- _Supplied information_:
<<<<
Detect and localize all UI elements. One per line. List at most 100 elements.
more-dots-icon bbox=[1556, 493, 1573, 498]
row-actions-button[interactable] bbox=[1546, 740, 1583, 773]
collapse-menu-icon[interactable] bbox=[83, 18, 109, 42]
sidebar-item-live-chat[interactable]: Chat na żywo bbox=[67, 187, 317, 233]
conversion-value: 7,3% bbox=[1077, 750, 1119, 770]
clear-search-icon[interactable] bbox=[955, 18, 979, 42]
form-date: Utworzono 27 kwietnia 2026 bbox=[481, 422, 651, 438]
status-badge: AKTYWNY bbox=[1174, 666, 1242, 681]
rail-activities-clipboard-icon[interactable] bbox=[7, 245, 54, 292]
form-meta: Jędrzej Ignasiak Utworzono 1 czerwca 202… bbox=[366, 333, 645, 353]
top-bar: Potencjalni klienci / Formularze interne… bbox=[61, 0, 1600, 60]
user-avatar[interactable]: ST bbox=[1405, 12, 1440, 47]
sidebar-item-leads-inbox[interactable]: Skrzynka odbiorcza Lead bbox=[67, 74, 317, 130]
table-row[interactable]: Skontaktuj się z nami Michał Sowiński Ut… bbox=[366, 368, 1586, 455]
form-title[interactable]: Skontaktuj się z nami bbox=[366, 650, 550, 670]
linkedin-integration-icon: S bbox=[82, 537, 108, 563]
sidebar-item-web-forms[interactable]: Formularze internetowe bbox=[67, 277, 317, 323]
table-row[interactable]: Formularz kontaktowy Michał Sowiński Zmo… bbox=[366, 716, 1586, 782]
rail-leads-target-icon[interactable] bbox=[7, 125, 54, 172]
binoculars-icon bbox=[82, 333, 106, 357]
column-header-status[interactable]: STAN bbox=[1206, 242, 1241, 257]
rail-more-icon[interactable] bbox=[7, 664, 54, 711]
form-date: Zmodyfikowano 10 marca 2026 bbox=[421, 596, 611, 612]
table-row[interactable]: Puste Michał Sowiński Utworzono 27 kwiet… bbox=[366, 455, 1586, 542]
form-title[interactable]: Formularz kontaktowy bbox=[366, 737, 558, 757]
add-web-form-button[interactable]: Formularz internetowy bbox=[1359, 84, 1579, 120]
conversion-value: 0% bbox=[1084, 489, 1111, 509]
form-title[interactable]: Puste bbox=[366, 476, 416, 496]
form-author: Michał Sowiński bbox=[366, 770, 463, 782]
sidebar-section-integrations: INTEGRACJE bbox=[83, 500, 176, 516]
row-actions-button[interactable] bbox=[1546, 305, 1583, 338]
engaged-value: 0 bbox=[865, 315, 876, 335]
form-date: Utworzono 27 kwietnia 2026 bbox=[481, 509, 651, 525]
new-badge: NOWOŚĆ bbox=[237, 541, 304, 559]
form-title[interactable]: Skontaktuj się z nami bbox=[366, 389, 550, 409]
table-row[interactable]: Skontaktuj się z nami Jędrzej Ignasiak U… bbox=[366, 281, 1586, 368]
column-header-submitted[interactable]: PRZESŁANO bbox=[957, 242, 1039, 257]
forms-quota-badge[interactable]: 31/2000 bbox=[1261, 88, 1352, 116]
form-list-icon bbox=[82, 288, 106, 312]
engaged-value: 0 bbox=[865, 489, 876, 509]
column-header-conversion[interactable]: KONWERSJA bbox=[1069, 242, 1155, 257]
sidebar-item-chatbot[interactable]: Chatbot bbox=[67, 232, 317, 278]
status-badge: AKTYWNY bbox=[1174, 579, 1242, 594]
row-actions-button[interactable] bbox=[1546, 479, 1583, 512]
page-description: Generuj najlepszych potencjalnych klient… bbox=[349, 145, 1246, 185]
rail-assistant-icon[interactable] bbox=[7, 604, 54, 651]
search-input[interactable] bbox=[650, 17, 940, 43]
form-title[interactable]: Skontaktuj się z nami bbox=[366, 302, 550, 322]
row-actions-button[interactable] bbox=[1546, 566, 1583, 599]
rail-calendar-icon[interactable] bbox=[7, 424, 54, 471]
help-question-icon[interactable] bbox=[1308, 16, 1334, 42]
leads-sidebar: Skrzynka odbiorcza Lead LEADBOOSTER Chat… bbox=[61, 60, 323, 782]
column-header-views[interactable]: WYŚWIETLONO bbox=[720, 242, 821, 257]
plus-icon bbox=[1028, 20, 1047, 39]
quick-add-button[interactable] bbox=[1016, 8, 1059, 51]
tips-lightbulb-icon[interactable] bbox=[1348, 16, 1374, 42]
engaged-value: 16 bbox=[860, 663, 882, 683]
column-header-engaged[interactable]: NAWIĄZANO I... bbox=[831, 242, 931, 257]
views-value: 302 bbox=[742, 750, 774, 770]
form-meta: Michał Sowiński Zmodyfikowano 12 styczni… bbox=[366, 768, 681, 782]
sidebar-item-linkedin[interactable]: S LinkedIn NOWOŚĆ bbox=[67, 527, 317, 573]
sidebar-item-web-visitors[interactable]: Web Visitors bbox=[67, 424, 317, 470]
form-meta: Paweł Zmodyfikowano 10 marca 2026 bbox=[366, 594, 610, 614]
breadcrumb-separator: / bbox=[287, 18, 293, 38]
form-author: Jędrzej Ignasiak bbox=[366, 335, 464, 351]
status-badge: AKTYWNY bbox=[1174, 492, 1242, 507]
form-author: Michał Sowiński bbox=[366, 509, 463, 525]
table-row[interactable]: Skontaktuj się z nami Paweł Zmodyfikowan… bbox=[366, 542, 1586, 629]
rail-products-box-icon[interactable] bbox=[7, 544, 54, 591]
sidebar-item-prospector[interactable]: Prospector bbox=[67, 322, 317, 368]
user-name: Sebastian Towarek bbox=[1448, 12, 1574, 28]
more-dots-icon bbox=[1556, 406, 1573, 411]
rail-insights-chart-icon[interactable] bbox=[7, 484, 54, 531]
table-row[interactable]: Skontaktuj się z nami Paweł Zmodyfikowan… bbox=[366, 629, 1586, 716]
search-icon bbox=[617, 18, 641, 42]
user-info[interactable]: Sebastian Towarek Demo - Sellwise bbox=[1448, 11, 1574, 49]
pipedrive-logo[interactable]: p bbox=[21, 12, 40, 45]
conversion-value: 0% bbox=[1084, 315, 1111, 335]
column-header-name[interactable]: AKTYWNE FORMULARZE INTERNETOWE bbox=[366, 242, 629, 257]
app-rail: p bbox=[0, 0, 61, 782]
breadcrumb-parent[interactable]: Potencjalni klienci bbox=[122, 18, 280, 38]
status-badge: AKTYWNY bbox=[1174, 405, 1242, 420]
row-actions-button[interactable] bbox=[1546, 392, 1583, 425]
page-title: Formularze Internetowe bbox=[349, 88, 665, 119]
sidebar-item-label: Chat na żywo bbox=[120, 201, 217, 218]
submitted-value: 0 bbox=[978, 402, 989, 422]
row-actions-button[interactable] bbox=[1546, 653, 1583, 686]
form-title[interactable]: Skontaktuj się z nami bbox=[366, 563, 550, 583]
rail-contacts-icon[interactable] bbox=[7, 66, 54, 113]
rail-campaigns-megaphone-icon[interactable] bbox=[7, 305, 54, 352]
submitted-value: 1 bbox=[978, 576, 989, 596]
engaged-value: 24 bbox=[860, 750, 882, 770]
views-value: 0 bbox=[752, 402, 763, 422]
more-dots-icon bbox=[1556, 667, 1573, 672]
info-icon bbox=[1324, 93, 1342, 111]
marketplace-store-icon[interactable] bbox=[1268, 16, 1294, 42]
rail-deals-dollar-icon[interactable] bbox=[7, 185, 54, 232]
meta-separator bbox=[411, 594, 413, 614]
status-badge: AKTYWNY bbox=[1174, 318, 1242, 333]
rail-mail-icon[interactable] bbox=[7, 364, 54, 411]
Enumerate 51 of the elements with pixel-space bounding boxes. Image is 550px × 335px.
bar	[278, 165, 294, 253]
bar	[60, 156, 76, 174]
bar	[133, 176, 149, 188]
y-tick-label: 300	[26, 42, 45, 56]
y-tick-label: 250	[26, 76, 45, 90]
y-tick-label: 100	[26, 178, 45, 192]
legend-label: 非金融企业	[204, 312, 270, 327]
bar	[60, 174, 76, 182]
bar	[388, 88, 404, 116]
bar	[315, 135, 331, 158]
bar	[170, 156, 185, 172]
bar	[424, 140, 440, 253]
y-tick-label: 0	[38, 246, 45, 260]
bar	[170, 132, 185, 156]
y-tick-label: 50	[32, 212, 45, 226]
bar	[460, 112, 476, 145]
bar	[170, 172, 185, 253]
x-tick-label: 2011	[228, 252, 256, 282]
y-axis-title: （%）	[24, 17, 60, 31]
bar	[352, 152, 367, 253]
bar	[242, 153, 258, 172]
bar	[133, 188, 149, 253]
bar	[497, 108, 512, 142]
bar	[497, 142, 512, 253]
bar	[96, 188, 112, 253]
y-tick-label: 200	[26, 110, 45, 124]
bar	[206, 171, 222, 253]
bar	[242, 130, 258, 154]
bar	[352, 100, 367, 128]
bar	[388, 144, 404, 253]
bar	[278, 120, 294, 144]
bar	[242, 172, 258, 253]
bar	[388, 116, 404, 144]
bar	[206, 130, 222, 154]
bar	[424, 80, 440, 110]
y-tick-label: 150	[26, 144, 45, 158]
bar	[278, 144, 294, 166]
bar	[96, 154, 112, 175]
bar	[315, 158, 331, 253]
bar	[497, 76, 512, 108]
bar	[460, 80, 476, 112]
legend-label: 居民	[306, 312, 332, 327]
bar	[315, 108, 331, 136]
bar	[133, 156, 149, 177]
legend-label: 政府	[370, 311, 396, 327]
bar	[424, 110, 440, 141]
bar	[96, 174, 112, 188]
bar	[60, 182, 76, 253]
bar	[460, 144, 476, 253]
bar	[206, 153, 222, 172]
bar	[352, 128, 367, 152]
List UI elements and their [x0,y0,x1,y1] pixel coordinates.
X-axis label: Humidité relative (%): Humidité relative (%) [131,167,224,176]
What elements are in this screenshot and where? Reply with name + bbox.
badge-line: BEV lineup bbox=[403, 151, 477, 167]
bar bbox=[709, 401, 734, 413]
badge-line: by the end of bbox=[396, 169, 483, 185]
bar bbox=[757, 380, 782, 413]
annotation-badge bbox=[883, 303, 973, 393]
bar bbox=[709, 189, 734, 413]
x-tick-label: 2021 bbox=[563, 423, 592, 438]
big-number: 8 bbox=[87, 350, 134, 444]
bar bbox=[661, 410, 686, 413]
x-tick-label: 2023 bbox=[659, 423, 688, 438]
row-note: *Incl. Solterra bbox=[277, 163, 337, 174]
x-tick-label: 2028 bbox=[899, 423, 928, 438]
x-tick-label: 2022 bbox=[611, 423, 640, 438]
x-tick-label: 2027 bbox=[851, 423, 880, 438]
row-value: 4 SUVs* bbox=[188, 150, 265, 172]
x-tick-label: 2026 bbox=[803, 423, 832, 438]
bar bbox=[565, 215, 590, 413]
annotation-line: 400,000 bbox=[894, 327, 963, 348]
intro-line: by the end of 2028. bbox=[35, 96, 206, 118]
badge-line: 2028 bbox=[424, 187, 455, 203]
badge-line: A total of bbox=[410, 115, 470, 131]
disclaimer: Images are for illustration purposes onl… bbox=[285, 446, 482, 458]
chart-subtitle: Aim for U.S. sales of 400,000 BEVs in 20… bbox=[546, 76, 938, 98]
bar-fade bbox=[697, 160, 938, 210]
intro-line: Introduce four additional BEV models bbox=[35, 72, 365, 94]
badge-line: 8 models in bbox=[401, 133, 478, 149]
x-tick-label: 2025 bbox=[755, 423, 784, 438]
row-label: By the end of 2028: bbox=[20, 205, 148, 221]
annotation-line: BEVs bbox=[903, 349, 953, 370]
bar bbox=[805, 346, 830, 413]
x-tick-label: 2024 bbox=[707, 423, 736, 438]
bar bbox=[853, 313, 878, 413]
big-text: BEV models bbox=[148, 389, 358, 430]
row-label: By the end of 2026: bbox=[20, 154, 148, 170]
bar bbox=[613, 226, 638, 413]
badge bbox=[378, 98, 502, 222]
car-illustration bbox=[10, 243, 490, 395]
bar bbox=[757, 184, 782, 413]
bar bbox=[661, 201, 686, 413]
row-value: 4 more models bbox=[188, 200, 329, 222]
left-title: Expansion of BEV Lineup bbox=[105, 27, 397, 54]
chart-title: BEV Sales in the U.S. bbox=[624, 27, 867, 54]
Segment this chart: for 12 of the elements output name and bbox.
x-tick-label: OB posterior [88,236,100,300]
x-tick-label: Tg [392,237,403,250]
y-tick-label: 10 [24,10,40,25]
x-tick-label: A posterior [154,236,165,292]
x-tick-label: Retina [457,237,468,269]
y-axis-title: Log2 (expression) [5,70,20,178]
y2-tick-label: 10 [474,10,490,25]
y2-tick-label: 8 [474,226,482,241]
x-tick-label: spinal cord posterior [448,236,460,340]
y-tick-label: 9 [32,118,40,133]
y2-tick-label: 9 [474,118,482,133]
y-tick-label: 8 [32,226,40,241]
>>>>
Turn the entries above, from the very first line through the line that contains "sidebar-item-web-forms[interactable]: Formularze internetowe", into a JSON list of strings with one string per line and blank lines omitted.

[
  "Detect and localize all UI elements. One per line. List at most 100 elements.",
  "more-dots-icon bbox=[1556, 493, 1573, 498]",
  "row-actions-button[interactable] bbox=[1546, 740, 1583, 773]",
  "collapse-menu-icon[interactable] bbox=[83, 18, 109, 42]",
  "sidebar-item-live-chat[interactable]: Chat na żywo bbox=[67, 187, 317, 233]",
  "conversion-value: 7,3% bbox=[1077, 750, 1119, 770]",
  "clear-search-icon[interactable] bbox=[955, 18, 979, 42]",
  "form-date: Utworzono 27 kwietnia 2026 bbox=[481, 422, 651, 438]",
  "status-badge: AKTYWNY bbox=[1174, 666, 1242, 681]",
  "rail-activities-clipboard-icon[interactable] bbox=[7, 245, 54, 292]",
  "form-meta: Jędrzej Ignasiak Utworzono 1 czerwca 202… bbox=[366, 333, 645, 353]",
  "top-bar: Potencjalni klienci / Formularze interne… bbox=[61, 0, 1600, 60]",
  "user-avatar[interactable]: ST bbox=[1405, 12, 1440, 47]",
  "sidebar-item-leads-inbox[interactable]: Skrzynka odbiorcza Lead bbox=[67, 74, 317, 130]",
  "table-row[interactable]: Skontaktuj się z nami Michał Sowiński Ut… bbox=[366, 368, 1586, 455]",
  "form-title[interactable]: Skontaktuj się z nami bbox=[366, 650, 550, 670]",
  "linkedin-integration-icon: S bbox=[82, 537, 108, 563]",
  "sidebar-item-web-forms[interactable]: Formularze internetowe bbox=[67, 277, 317, 323]"
]